▸ Your task
Present the following data again exactly as it is shown.

▸ Exercise material

■ ■ ■ ■

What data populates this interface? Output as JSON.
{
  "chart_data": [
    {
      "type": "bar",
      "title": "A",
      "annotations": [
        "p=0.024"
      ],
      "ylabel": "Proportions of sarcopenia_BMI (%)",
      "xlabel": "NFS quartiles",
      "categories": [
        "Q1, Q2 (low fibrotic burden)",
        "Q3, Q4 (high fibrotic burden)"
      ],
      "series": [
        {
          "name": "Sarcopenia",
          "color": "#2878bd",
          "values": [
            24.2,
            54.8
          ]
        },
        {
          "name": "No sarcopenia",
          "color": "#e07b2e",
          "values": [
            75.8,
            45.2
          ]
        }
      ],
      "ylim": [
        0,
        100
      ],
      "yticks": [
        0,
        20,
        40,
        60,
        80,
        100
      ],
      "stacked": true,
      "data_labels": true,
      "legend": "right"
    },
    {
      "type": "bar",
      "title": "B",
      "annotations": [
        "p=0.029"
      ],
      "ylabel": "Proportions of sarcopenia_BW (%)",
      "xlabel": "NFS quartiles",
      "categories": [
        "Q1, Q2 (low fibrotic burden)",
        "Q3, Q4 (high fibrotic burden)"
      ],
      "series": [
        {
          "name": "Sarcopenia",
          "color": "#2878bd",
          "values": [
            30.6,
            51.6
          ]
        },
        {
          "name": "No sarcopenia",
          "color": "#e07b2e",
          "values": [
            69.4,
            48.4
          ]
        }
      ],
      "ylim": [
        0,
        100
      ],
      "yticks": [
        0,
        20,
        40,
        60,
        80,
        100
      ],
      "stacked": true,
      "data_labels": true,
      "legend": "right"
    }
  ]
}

■ ■ ■ ■

▸ Solved problem
What data populates this interface? Output as JSON.
{
  "chart_data": [
    {
      "type": "bar",
      "title": "A",
      "annotations": [
        "p=0.024"
      ],
      "ylabel": "Proportions of sarcopenia_BMI (%)",
      "xlabel": "NFS quartiles",
      "categories": [
        "Q1, Q2 (low fibrotic burden)",
        "Q3, Q4 (high fibrotic burden)"
      ],
      "series": [
        {
          "name": "Sarcopenia",
          "color": "#2878bd",
          "values": [
            24.2,
            54.8
          ]
        },
        {
          "name": "No sarcopenia",
          "color": "#e07b2e",
          "values": [
            75.8,
            45.2
          ]
        }
      ],
      "ylim": [
        0,
        100
      ],
      "yticks": [
        0,
        20,
        40,
        60,
        80,
        100
      ],
      "stacked": true,
      "data_labels": true,
      "legend": "right"
    },
    {
      "type": "bar",
      "title": "B",
      "annotations": [
        "p=0.029"
      ],
      "ylabel": "Proportions of sarcopenia_BW (%)",
      "xlabel": "NFS quartiles",
      "categories": [
        "Q1, Q2 (low fibrotic burden)",
        "Q3, Q4 (high fibrotic burden)"
      ],
      "series": [
        {
          "name": "Sarcopenia",
          "color": "#2878bd",
          "values": [
            30.6,
            51.6
          ]
        },
        {
          "name": "No sarcopenia",
          "color": "#e07b2e",
          "values": [
            69.4,
            48.4
          ]
        }
      ],
      "ylim": [
        0,
        100
      ],
      "yticks": [
        0,
        20,
        40,
        60,
        80,
        100
      ],
      "stacked": true,
      "data_labels": true,
      "legend": "right"
    }
  ]
}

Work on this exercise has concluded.